What the task asks
Copy every line from the material below that holds "content".

Record list
━━━━━━━━━━
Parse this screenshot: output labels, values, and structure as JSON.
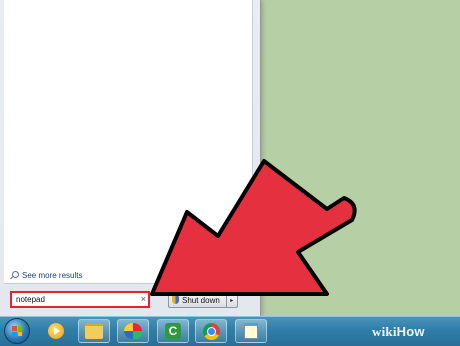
{
  "start_menu": {
    "see_more_label": "See more results",
    "search": {
      "value": "notepad",
      "clear_glyph": "×"
    },
    "shutdown": {
      "label": "Shut down",
      "arrow_glyph": "▸"
    }
  },
  "taskbar": {
    "icons": [
      "windows-orb-icon",
      "media-player-icon",
      "file-explorer-icon",
      "paint-icon",
      "camtasia-icon",
      "chrome-icon",
      "notepad-icon"
    ],
    "camtasia_glyph": "C"
  },
  "watermark": {
    "wiki": "wiki",
    "how": "How"
  },
  "colors": {
    "desktop": "#b7cfa4",
    "arrow_fill": "#e5303f",
    "arrow_stroke": "#000000",
    "search_highlight": "#e8222d"
  }
}
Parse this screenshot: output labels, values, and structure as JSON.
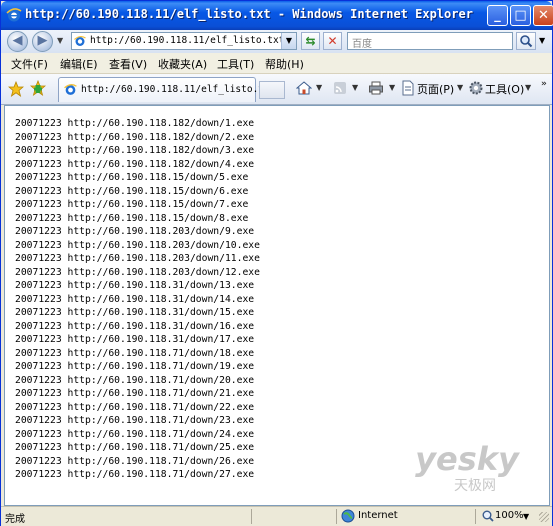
{
  "window": {
    "title": "http://60.190.118.11/elf_listo.txt - Windows Internet Explorer"
  },
  "address_bar": {
    "url": "http://60.190.118.11/elf_listo.txt"
  },
  "search": {
    "placeholder": "百度"
  },
  "menu": {
    "items": [
      "文件(F)",
      "编辑(E)",
      "查看(V)",
      "收藏夹(A)",
      "工具(T)",
      "帮助(H)"
    ]
  },
  "tab": {
    "label": "http://60.190.118.11/elf_listo.txt"
  },
  "commands": {
    "page_label": "页面(P)",
    "tools_label": "工具(O)"
  },
  "content": {
    "lines": [
      "20071223 http://60.190.118.182/down/1.exe",
      "20071223 http://60.190.118.182/down/2.exe",
      "20071223 http://60.190.118.182/down/3.exe",
      "20071223 http://60.190.118.182/down/4.exe",
      "20071223 http://60.190.118.15/down/5.exe",
      "20071223 http://60.190.118.15/down/6.exe",
      "20071223 http://60.190.118.15/down/7.exe",
      "20071223 http://60.190.118.15/down/8.exe",
      "20071223 http://60.190.118.203/down/9.exe",
      "20071223 http://60.190.118.203/down/10.exe",
      "20071223 http://60.190.118.203/down/11.exe",
      "20071223 http://60.190.118.203/down/12.exe",
      "20071223 http://60.190.118.31/down/13.exe",
      "20071223 http://60.190.118.31/down/14.exe",
      "20071223 http://60.190.118.31/down/15.exe",
      "20071223 http://60.190.118.31/down/16.exe",
      "20071223 http://60.190.118.31/down/17.exe",
      "20071223 http://60.190.118.71/down/18.exe",
      "20071223 http://60.190.118.71/down/19.exe",
      "20071223 http://60.190.118.71/down/20.exe",
      "20071223 http://60.190.118.71/down/21.exe",
      "20071223 http://60.190.118.71/down/22.exe",
      "20071223 http://60.190.118.71/down/23.exe",
      "20071223 http://60.190.118.71/down/24.exe",
      "20071223 http://60.190.118.71/down/25.exe",
      "20071223 http://60.190.118.71/down/26.exe",
      "20071223 http://60.190.118.71/down/27.exe"
    ]
  },
  "watermark": {
    "brand": "yesky",
    "sub": "天极网"
  },
  "status": {
    "text": "完成",
    "zone": "Internet",
    "zoom": "100%"
  },
  "colors": {
    "title_bar": "#0758e6",
    "close_button": "#c9411b",
    "watermark": "#c8c8c8"
  }
}
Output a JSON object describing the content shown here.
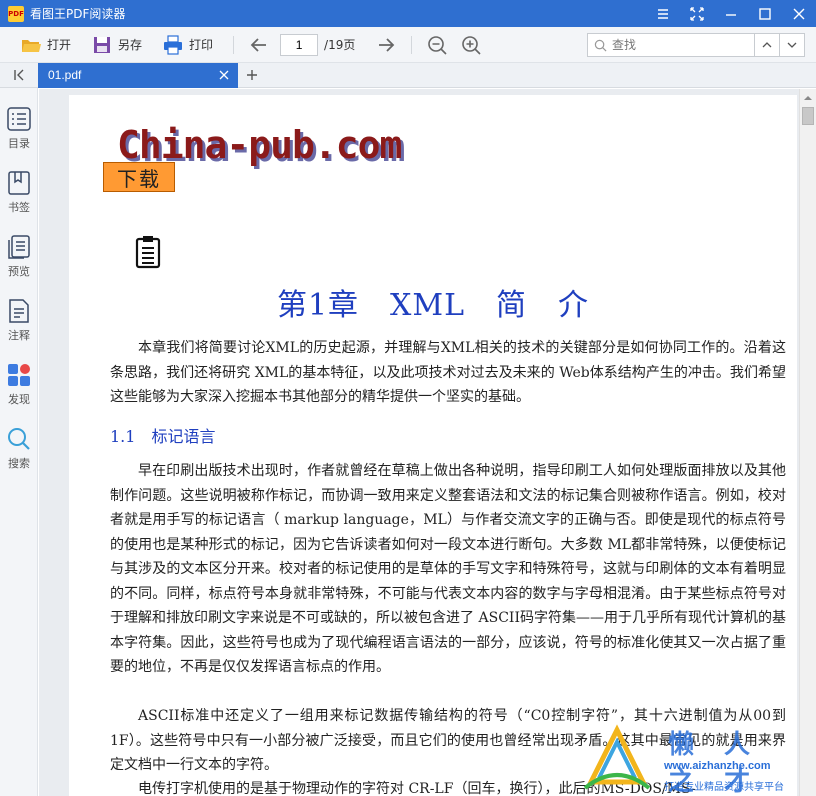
{
  "app": {
    "title": "看图王PDF阅读器",
    "logo_text": "PDF"
  },
  "toolbar": {
    "open_label": "打开",
    "save_as_label": "另存",
    "print_label": "打印",
    "page_current": "1",
    "page_total": "/19页",
    "search_placeholder": "查找"
  },
  "tabs": [
    {
      "label": "01.pdf",
      "active": true
    }
  ],
  "sidebar": {
    "items": [
      {
        "label": "目录",
        "icon": "toc-icon"
      },
      {
        "label": "书签",
        "icon": "bookmark-icon"
      },
      {
        "label": "预览",
        "icon": "preview-icon"
      },
      {
        "label": "注释",
        "icon": "annotation-icon"
      },
      {
        "label": "发现",
        "icon": "discover-icon"
      },
      {
        "label": "搜索",
        "icon": "search-icon"
      }
    ]
  },
  "document": {
    "logo": "China-pub.com",
    "download_badge": "下载",
    "chapter_title": "第1章　XML　简　介",
    "intro": "本章我们将简要讨论XML的历史起源，并理解与XML相关的技术的关键部分是如何协同工作的。沿着这条思路，我们还将研究 XML的基本特征，以及此项技术对过去及未来的 Web体系结构产生的冲击。我们希望这些能够为大家深入挖掘本书其他部分的精华提供一个坚实的基础。",
    "section_heading": "1.1　标记语言",
    "para1": "早在印刷出版技术出现时，作者就曾经在草稿上做出各种说明，指导印刷工人如何处理版面排放以及其他制作问题。这些说明被称作标记，而协调一致用来定义整套语法和文法的标记集合则被称作语言。例如，校对者就是用手写的标记语言（ markup language，ML）与作者交流文字的正确与否。即使是现代的标点符号的使用也是某种形式的标记，因为它告诉读者如何对一段文本进行断句。大多数 ML都非常特殊，以便使标记与其涉及的文本区分开来。校对者的标记使用的是草体的手写文字和特殊符号，这就与印刷体的文本有着明显的不同。同样，标点符号本身就非常特殊，不可能与代表文本内容的数字与字母相混淆。由于某些标点符号对于理解和排放印刷文字来说是不可或缺的，所以被包含进了 ASCII码字符集——用于几乎所有现代计算机的基本字符集。因此，这些符号也成为了现代编程语言语法的一部分，应该说，符号的标准化使其又一次占据了重要的地位，不再是仅仅发挥语言标点的作用。",
    "para2": "ASCII标准中还定义了一组用来标记数据传输结构的符号（“C0控制字符”，其十六进制值为从00到1F）。这些符号中只有一小部分被广泛接受，而且它们的使用也曾经常出现矛盾。这其中最常见的就是用来界定文档中一行文本的字符。",
    "para3": "电传打字机使用的是基于物理动作的字符对 CR-LF（回车，换行），此后的MS-DOS/MS-"
  },
  "watermark": {
    "chars": "懒人之才",
    "url": "www.aizhanzhe.com",
    "sub": "打造专业精品资源共享平台"
  },
  "colors": {
    "titlebar": "#2f6fd0",
    "heading": "#1f3fbf",
    "badge": "#ff9a33"
  }
}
━━━━━━━━━━
The response
  "content": {
Output a JSON object describing the content shown here.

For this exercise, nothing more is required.